# EXERCISE INPUT:

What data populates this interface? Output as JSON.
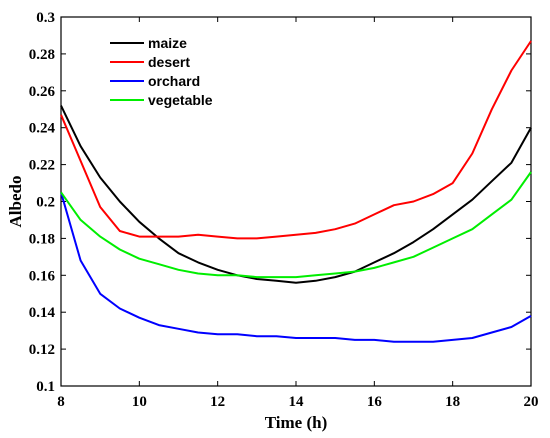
{
  "chart_data": {
    "type": "line",
    "title": "",
    "xlabel": "Time (h)",
    "ylabel": "Albedo",
    "xlim": [
      8,
      20
    ],
    "ylim": [
      0.1,
      0.3
    ],
    "xticks": [
      8,
      10,
      12,
      14,
      16,
      18,
      20
    ],
    "yticks": [
      0.1,
      0.12,
      0.14,
      0.16,
      0.18,
      0.2,
      0.22,
      0.24,
      0.26,
      0.28,
      0.3
    ],
    "ytick_labels": [
      "0.1",
      "0.12",
      "0.14",
      "0.16",
      "0.18",
      "0.2",
      "0.22",
      "0.24",
      "0.26",
      "0.28",
      "0.3"
    ],
    "grid": false,
    "legend_position": "top-left",
    "series": [
      {
        "name": "maize",
        "color": "#000000",
        "x": [
          8,
          8.5,
          9,
          9.5,
          10,
          10.5,
          11,
          11.5,
          12,
          12.5,
          13,
          13.5,
          14,
          14.5,
          15,
          15.5,
          16,
          16.5,
          17,
          17.5,
          18,
          18.5,
          19,
          19.5,
          20
        ],
        "y": [
          0.252,
          0.23,
          0.213,
          0.2,
          0.189,
          0.18,
          0.172,
          0.167,
          0.163,
          0.16,
          0.158,
          0.157,
          0.156,
          0.157,
          0.159,
          0.162,
          0.167,
          0.172,
          0.178,
          0.185,
          0.193,
          0.201,
          0.211,
          0.221,
          0.24
        ]
      },
      {
        "name": "desert",
        "color": "#ff0000",
        "x": [
          8,
          8.5,
          9,
          9.5,
          10,
          10.5,
          11,
          11.5,
          12,
          12.5,
          13,
          13.5,
          14,
          14.5,
          15,
          15.5,
          16,
          16.5,
          17,
          17.5,
          18,
          18.5,
          19,
          19.5,
          20
        ],
        "y": [
          0.247,
          0.222,
          0.197,
          0.184,
          0.181,
          0.181,
          0.181,
          0.182,
          0.181,
          0.18,
          0.18,
          0.181,
          0.182,
          0.183,
          0.185,
          0.188,
          0.193,
          0.198,
          0.2,
          0.204,
          0.21,
          0.226,
          0.25,
          0.271,
          0.287
        ]
      },
      {
        "name": "orchard",
        "color": "#0000ff",
        "x": [
          8,
          8.5,
          9,
          9.5,
          10,
          10.5,
          11,
          11.5,
          12,
          12.5,
          13,
          13.5,
          14,
          14.5,
          15,
          15.5,
          16,
          16.5,
          17,
          17.5,
          18,
          18.5,
          19,
          19.5,
          20
        ],
        "y": [
          0.205,
          0.168,
          0.15,
          0.142,
          0.137,
          0.133,
          0.131,
          0.129,
          0.128,
          0.128,
          0.127,
          0.127,
          0.126,
          0.126,
          0.126,
          0.125,
          0.125,
          0.124,
          0.124,
          0.124,
          0.125,
          0.126,
          0.129,
          0.132,
          0.138
        ]
      },
      {
        "name": "vegetable",
        "color": "#00ee00",
        "x": [
          8,
          8.5,
          9,
          9.5,
          10,
          10.5,
          11,
          11.5,
          12,
          12.5,
          13,
          13.5,
          14,
          14.5,
          15,
          15.5,
          16,
          16.5,
          17,
          17.5,
          18,
          18.5,
          19,
          19.5,
          20
        ],
        "y": [
          0.205,
          0.19,
          0.181,
          0.174,
          0.169,
          0.166,
          0.163,
          0.161,
          0.16,
          0.16,
          0.159,
          0.159,
          0.159,
          0.16,
          0.161,
          0.162,
          0.164,
          0.167,
          0.17,
          0.175,
          0.18,
          0.185,
          0.193,
          0.201,
          0.216
        ]
      }
    ]
  }
}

# SET TASK:
Find each line in the records holding the string "name" and show it.

# SOLVED EXERCISE:
        "name": "maize",
        "name": "desert",
        "name": "orchard",
        "name": "vegetable",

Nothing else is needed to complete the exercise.